▼
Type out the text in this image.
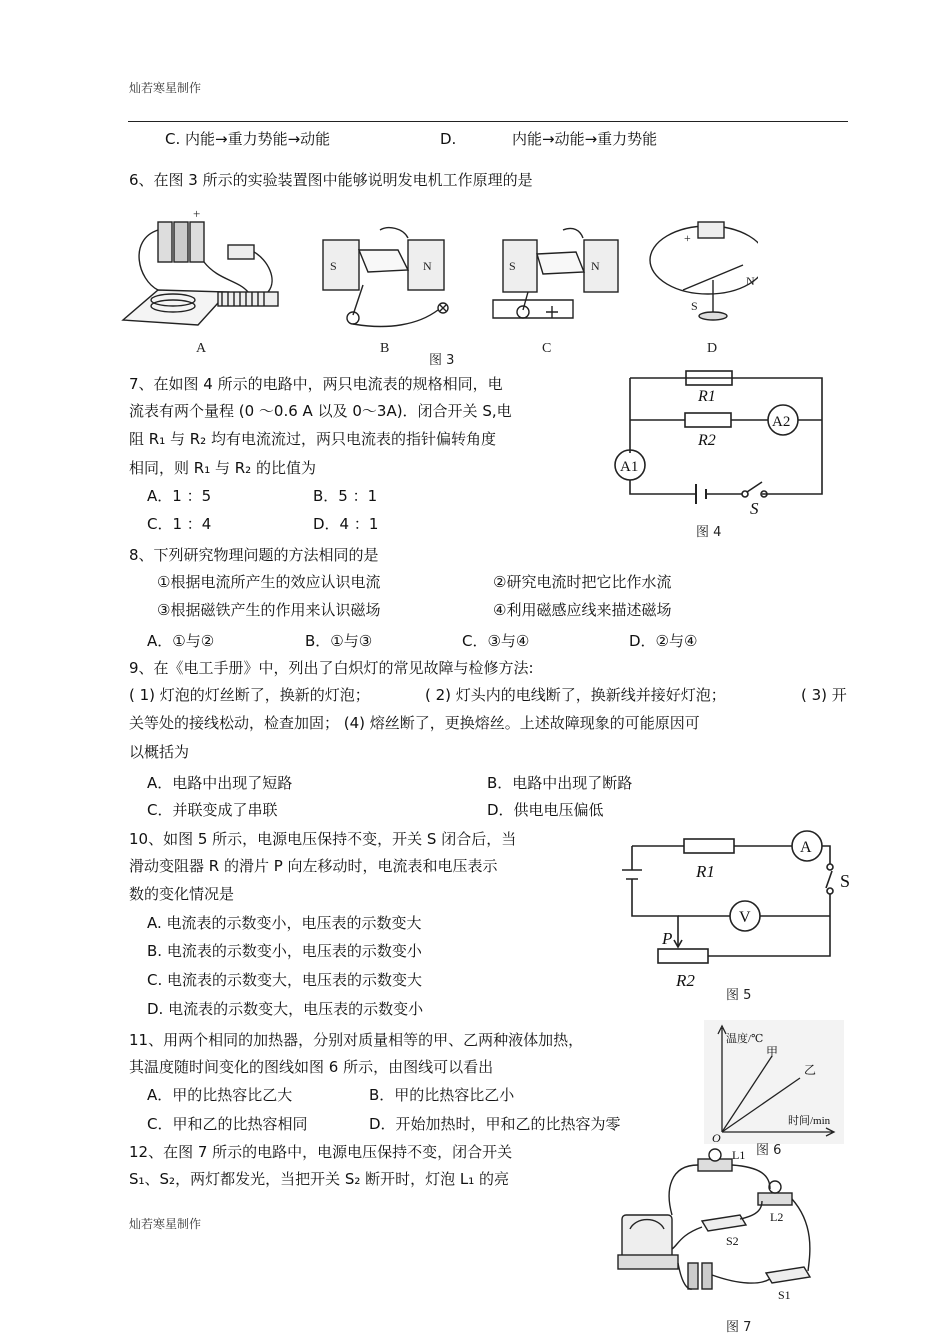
灿若寒星制作
C. 内能→重力势能→动能	D.	内能→动能→重力势能
6、在图 3 所示的实验装置图中能够说明发电机工作原理的是
+
A
S	N
B
S	N
C
+
N
S
D
图 3
7、在如图 4 所示的电路中，两只电流表的规格相同，电
流表有两个量程 (0 ～0.6 A 以及 0～3A)．闭合开关 S,电
阻 R₁ 与 R₂ 均有电流流过，两只电流表的指针偏转角度
相同，则 R₁ 与 R₂ 的比值为
A．1 ：5	B．5 ：1
C．1 ：4	D．4 ：1
R1
R2
A2
A1
S
图 4
8、下列研究物理问题的方法相同的是
①根据电流所产生的效应认识电流	②研究电流时把它比作水流
③根据磁铁产生的作用来认识磁场	④利用磁感应线来描述磁场
A．①与②	B．①与③	C．③与④	D．②与④
9、在《电工手册》中，列出了白炽灯的常见故障与检修方法:
( 1) 灯泡的灯丝断了，换新的灯泡；	( 2) 灯头内的电线断了，换新线并接好灯泡；	( 3) 开
关等处的接线松动，检查加固； (4) 熔丝断了，更换熔丝。上述故障现象的可能原因可
以概括为
A．电路中出现了短路	B．电路中出现了断路
C．并联变成了串联	D．供电电压偏低
10、如图 5 所示，电源电压保持不变，开关 S 闭合后，当
滑动变阻器 R 的滑片 P 向左移动时，电流表和电压表示
数的变化情况是
A. 电流表的示数变小，电压表的示数变大
B. 电流表的示数变小，电压表的示数变小
C. 电流表的示数变大，电压表的示数变大
D. 电流表的示数变大，电压表的示数变小
R1
A
V
S
P
R2
图 5
11、用两个相同的加热器，分别对质量相等的甲、乙两种液体加热，
其温度随时间变化的图线如图 6 所示，由图线可以看出
A．甲的比热容比乙大	B．甲的比热容比乙小
C．甲和乙的比热容相同	D．开始加热时，甲和乙的比热容为零
温度/℃
时间/min
O
甲
乙
图 6
12、在图 7 所示的电路中，电源电压保持不变，闭合开关
S₁、S₂，两灯都发光，当把开关 S₂ 断开时，灯泡 L₁ 的亮
L1
L2
S2
S1
图 7
灿若寒星制作
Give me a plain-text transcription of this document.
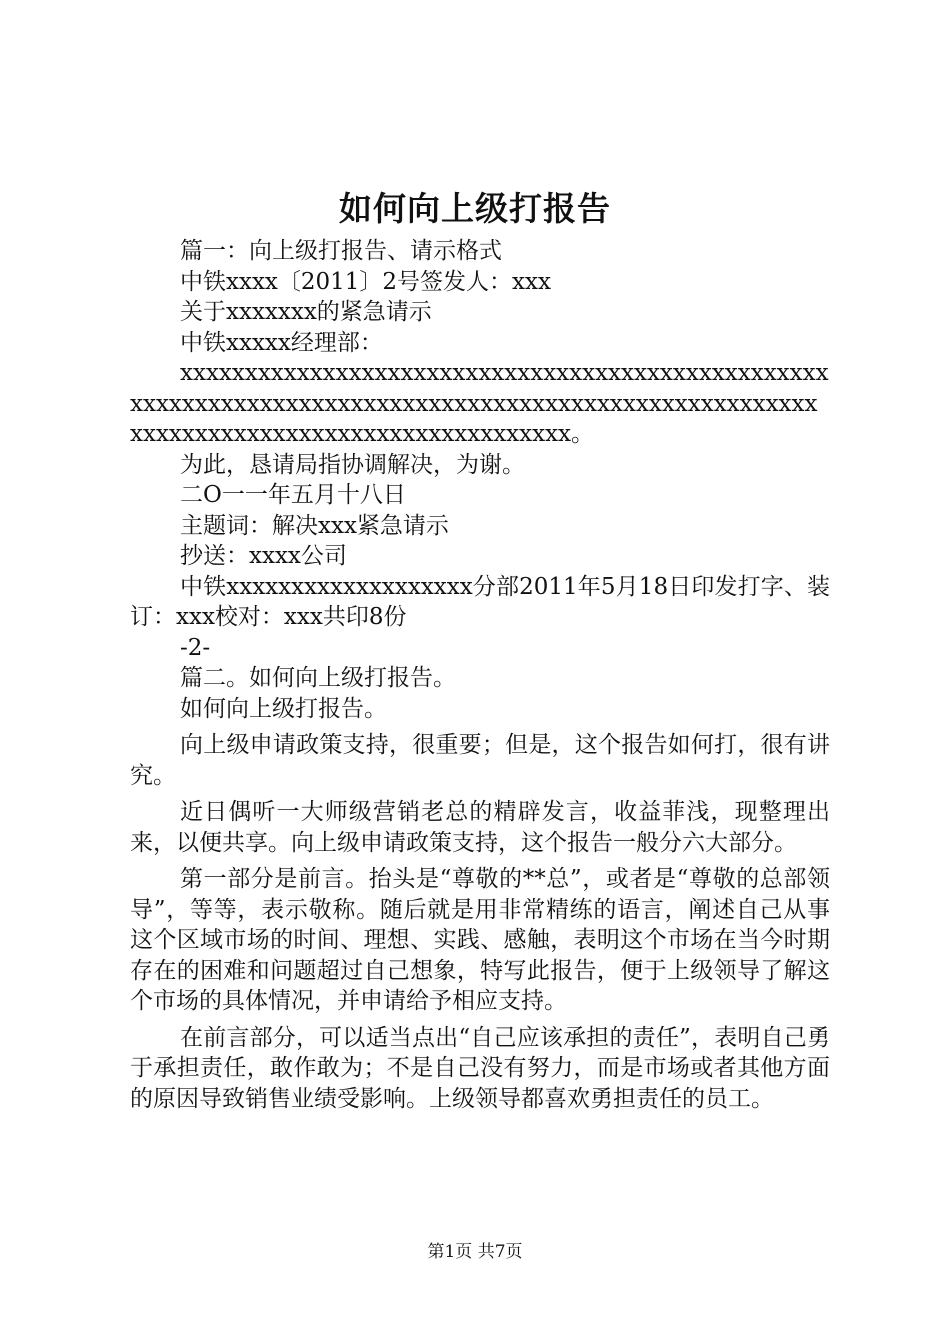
如何向上级打报告

篇一：向上级打报告、请示格式

中铁xxxx〔2011〕2号签发人：xxx

关于xxxxxxx的紧急请示

中铁xxxxx经理部：

xxxxxxxxxxxxxxxxxxxxxxxxxxxxxxxxxxxxxxxxxxxxxxxxxxxxxxxxxxxxxxxxxxxxxxxxxxxxxxxxxxxxxxxxxxxxxxxxxxxxxxxxxxxxxxxxxxxxxxxxxxxxxxxxxxxxxxxxx。

为此，恳请局指协调解决，为谢。

二O一一年五月十八日

主题词：解决xxx紧急请示

抄送：xxxx公司

中铁xxxxxxxxxxxxxxxxxxx分部2011年5月18日印发打字、装订：xxx校对：xxx共印8份

-2-

篇二。如何向上级打报告。

如何向上级打报告。

向上级申请政策支持，很重要；但是，这个报告如何打，很有讲究。

近日偶听一大师级营销老总的精辟发言，收益菲浅，现整理出来，以便共享。向上级申请政策支持，这个报告一般分六大部分。

第一部分是前言。抬头是“尊敬的**总”，或者是“尊敬的总部领导”，等等，表示敬称。随后就是用非常精练的语言，阐述自己从事这个区域市场的时间、理想、实践、感触，表明这个市场在当今时期存在的困难和问题超过自己想象，特写此报告，便于上级领导了解这个市场的具体情况，并申请给予相应支持。

在前言部分，可以适当点出“自己应该承担的责任”，表明自己勇于承担责任，敢作敢为；不是自己没有努力，而是市场或者其他方面的原因导致销售业绩受影响。上级领导都喜欢勇担责任的员工。

第1页 共7页
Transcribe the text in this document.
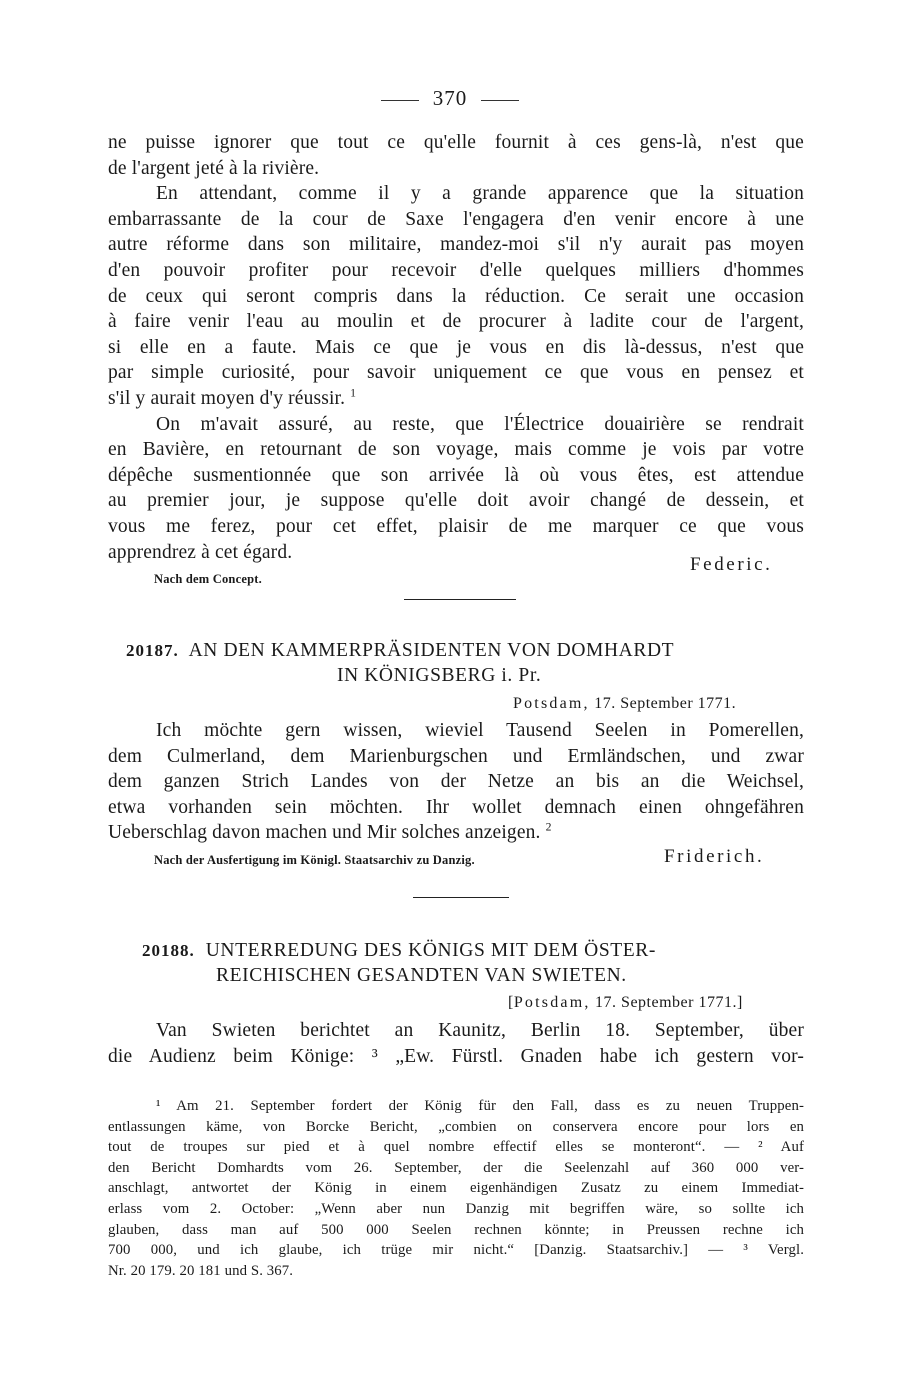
370
ne puisse ignorer que tout ce qu'elle fournit à ces gens-là, n'est que
de l'argent jeté à la rivière.
En attendant, comme il y a grande apparence que la situation
embarrassante de la cour de Saxe l'engagera d'en venir encore à une
autre réforme dans son militaire, mandez-moi s'il n'y aurait pas moyen
d'en pouvoir profiter pour recevoir d'elle quelques milliers d'hommes
de ceux qui seront compris dans la réduction. Ce serait une occasion
à faire venir l'eau au moulin et de procurer à ladite cour de l'argent,
si elle en a faute. Mais ce que je vous en dis là-dessus, n'est que
par simple curiosité, pour savoir uniquement ce que vous en pensez et
s'il y aurait moyen d'y réussir. $^1$
On m'avait assuré, au reste, que l'Électrice douairière se rendrait
en Bavière, en retournant de son voyage, mais comme je vois par votre
dépêche susmentionnée que son arrivée là où vous êtes, est attendue
au premier jour, je suppose qu'elle doit avoir changé de dessein, et
vous me ferez, pour cet effet, plaisir de me marquer ce que vous
apprendrez à cet égard.
Federic.
Nach dem Concept.
20187. AN DEN KAMMERPRÄSIDENTEN VON DOMHARDT
IN KÖNIGSBERG i. Pr.
Potsdam, 17. September 1771.
Ich möchte gern wissen, wieviel Tausend Seelen in Pomerellen,
dem Culmerland, dem Marienburgschen und Ermländschen, und zwar
dem ganzen Strich Landes von der Netze an bis an die Weichsel,
etwa vorhanden sein möchten. Ihr wollet demnach einen ohngefähren
Ueberschlag davon machen und Mir solches anzeigen. $^2$
Nach der Ausfertigung im Königl. Staatsarchiv zu Danzig.	Friderich.
20188. UNTERREDUNG DES KÖNIGS MIT DEM ÖSTER-
REICHISCHEN GESANDTEN VAN SWIETEN.
[Potsdam, 17. September 1771.]
Van Swieten berichtet an Kaunitz, Berlin 18. September, über
die Audienz beim Könige: ³ „Ew. Fürstl. Gnaden habe ich gestern vor-
¹ Am 21. September fordert der König für den Fall, dass es zu neuen Truppen-
entlassungen käme, von Borcke Bericht, „combien on conservera encore pour lors en
tout de troupes sur pied et à quel nombre effectif elles se monteront“. — ² Auf
den Bericht Domhardts vom 26. September, der die Seelenzahl auf 360 000 ver-
anschlagt, antwortet der König in einem eigenhändigen Zusatz zu einem Immediat-
erlass vom 2. October: „Wenn aber nun Danzig mit begriffen wäre, so sollte ich
glauben, dass man auf 500 000 Seelen rechnen könnte; in Preussen rechne ich
700 000, und ich glaube, ich trüge mir nicht.“ [Danzig. Staatsarchiv.] — ³ Vergl.
Nr. 20 179. 20 181 und S. 367.
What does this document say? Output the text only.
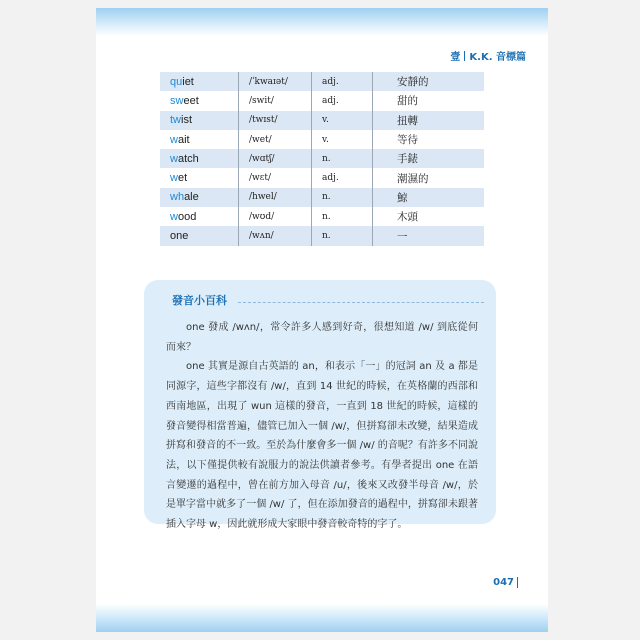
壹 K.K. 音標篇
quiet	/ˈkwaɪət/	adj.	安靜的
sweet	/swit/	adj.	甜的
twist	/twɪst/	v.	扭轉
wait	/wet/	v.	等待
watch	/wɑtʃ/	n.	手錶
wet	/wɛt/	adj.	潮濕的
whale	/hwel/	n.	鯨
wood	/wʊd/	n.	木頭
one	/wʌn/	n.	一
發音小百科

one 發成 /wʌn/，常令許多人感到好奇，很想知道 /w/ 到底從何而來？

one 其實是源自古英語的 an，和表示「一」的冠詞 an 及 a 都是同源字，這些字都沒有 /w/，直到 14 世紀的時候，在英格蘭的西部和西南地區，出現了 wun 這樣的發音，一直到 18 世紀的時候，這樣的發音變得相當普遍，儘管已加入一個 /w/，但拼寫卻未改變，結果造成拼寫和發音的不一致。至於為什麼會多一個 /w/ 的音呢？有許多不同說法，以下僅提供較有說服力的說法供讀者參考。有學者提出 one 在語言變遷的過程中，曾在前方加入母音 /u/，後來又改發半母音 /w/，於是單字當中就多了一個 /w/ 了，但在添加發音的過程中，拼寫卻未跟著插入字母 w，因此就形成大家眼中發音較奇特的字了。

047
▲
▸ **Set exercise**
Say how many lines hold the word "encore", giving the number and nothing else.

▸ **Exercise output**
2